--- TASK TO COMPLETE ---
Copy out all the lines in the records that include the word "school".

Saved entries:
<<<<

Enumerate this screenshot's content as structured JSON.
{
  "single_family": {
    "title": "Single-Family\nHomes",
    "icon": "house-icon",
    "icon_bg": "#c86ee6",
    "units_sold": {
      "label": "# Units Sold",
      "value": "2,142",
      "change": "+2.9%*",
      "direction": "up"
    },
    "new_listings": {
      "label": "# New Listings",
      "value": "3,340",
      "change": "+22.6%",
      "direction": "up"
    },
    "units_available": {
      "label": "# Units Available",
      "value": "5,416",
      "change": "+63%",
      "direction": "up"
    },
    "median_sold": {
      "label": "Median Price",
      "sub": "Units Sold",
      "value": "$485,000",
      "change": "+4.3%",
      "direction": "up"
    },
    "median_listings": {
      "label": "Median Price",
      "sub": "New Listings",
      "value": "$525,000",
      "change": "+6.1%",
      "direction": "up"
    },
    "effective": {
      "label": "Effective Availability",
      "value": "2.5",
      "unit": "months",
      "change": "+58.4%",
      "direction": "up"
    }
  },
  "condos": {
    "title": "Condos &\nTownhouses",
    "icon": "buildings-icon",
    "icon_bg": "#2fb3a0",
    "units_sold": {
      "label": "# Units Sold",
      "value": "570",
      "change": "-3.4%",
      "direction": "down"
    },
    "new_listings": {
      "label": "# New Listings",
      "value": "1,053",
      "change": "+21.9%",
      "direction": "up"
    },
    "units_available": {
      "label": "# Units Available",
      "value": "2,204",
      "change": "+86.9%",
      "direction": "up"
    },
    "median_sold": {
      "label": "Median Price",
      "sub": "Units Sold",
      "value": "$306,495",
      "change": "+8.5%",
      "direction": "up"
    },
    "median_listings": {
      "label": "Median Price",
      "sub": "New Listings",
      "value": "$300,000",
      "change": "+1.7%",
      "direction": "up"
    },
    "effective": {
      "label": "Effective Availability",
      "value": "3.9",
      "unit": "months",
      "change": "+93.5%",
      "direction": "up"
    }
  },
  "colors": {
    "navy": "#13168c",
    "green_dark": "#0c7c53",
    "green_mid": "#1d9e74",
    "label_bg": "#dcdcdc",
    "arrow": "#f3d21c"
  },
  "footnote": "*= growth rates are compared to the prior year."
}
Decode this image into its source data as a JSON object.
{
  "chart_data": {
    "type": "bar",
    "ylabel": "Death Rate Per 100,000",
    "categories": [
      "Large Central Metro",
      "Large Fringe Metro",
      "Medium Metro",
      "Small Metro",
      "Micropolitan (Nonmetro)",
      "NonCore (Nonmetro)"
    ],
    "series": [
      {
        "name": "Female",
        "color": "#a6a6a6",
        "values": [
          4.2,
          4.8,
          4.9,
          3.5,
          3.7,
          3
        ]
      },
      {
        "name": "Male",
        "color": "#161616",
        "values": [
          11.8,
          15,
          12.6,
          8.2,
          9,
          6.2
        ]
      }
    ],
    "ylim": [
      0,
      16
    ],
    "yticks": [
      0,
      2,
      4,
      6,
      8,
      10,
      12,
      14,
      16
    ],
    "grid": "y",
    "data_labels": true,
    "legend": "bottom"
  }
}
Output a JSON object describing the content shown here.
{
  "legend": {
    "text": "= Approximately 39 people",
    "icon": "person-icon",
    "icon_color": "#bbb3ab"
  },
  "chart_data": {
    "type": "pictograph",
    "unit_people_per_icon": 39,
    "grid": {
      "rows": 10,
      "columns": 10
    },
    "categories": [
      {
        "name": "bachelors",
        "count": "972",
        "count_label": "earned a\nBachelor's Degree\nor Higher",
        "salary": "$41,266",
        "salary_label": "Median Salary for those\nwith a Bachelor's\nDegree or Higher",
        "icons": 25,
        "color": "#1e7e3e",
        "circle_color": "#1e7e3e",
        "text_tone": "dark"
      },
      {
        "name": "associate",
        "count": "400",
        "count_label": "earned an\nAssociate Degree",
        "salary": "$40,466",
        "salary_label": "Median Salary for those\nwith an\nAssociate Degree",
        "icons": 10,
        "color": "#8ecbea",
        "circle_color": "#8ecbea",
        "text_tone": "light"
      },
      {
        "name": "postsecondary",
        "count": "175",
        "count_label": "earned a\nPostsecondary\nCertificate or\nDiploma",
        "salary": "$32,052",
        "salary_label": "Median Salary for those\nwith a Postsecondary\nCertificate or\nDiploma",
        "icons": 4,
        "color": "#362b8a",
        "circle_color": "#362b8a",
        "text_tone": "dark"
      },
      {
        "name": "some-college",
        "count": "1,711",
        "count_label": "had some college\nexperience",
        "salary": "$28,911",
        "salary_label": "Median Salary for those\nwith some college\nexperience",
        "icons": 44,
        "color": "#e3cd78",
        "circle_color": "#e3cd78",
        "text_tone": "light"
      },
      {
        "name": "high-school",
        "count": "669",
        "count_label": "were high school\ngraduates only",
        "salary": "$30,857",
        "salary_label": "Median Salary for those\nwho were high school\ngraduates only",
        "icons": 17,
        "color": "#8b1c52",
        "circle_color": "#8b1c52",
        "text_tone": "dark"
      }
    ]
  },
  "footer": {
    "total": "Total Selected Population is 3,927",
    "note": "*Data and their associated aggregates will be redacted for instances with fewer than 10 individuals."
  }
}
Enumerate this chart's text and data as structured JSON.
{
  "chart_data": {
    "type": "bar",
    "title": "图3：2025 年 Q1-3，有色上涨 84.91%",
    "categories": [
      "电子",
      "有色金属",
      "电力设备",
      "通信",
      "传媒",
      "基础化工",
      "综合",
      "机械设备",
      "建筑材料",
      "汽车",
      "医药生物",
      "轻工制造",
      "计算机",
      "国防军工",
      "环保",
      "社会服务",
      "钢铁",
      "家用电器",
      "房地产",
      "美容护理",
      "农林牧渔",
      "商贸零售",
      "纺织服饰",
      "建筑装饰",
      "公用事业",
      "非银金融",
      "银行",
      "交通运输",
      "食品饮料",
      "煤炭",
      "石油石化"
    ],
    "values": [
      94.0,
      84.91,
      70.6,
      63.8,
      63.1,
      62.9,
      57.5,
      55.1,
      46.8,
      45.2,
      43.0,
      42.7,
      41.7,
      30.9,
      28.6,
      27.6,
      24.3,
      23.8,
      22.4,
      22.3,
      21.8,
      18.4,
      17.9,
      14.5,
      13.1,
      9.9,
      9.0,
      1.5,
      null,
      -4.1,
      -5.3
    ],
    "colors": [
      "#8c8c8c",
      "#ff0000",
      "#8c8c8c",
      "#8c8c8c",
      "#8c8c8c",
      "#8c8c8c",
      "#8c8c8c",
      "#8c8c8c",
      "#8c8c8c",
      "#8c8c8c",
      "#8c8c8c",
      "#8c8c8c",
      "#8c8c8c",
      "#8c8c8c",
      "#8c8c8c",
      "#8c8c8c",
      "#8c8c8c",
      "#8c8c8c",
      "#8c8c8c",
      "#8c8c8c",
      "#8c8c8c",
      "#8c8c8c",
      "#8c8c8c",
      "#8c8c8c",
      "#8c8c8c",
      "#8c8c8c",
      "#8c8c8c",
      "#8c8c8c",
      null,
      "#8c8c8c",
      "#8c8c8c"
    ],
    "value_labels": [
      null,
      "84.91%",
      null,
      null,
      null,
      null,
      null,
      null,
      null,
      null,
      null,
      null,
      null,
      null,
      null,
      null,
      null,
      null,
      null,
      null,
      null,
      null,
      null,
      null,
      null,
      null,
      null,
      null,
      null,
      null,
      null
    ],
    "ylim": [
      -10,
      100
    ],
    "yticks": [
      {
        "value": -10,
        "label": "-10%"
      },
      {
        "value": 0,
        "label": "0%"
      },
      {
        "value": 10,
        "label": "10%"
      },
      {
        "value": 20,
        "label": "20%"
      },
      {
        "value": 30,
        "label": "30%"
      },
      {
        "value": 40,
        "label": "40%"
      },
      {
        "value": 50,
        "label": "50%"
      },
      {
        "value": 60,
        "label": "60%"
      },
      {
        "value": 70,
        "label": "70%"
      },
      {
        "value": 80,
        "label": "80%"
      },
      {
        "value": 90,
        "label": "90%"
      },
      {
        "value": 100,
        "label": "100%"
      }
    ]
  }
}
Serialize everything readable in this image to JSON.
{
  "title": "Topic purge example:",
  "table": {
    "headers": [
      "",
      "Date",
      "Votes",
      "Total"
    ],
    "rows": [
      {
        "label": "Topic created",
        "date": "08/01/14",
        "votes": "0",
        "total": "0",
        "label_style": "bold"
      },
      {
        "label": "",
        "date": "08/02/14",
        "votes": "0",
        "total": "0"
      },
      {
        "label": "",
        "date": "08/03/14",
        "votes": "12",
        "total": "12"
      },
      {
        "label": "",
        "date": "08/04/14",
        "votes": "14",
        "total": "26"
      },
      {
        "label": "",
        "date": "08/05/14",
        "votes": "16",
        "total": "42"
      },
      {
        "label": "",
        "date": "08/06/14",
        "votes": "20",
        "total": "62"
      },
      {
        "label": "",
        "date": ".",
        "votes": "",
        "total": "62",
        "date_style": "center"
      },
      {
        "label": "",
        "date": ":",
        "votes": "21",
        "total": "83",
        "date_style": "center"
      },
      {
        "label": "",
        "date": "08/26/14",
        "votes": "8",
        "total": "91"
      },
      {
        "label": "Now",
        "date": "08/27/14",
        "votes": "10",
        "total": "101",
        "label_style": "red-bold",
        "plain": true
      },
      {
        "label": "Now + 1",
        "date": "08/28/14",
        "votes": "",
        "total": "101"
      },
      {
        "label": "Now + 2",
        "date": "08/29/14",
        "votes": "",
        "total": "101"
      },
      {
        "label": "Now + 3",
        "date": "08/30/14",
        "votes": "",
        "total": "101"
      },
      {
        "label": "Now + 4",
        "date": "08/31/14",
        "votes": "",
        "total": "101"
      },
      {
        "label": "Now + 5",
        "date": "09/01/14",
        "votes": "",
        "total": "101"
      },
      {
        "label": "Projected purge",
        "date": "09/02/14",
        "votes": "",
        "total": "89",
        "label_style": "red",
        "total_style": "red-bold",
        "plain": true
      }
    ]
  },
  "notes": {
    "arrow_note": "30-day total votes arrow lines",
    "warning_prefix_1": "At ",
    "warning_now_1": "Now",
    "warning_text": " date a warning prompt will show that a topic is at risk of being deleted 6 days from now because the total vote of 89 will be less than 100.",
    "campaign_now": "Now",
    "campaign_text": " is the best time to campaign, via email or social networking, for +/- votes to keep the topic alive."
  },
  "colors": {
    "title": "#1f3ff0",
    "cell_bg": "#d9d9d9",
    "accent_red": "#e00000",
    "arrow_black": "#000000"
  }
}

>>>>

--- OUTPUT OF THE TASK ---
        "name": "high-school",
        "count_label": "were high school\ngraduates only",
        "salary_label": "Median Salary for those\nwho were high school\ngraduates only",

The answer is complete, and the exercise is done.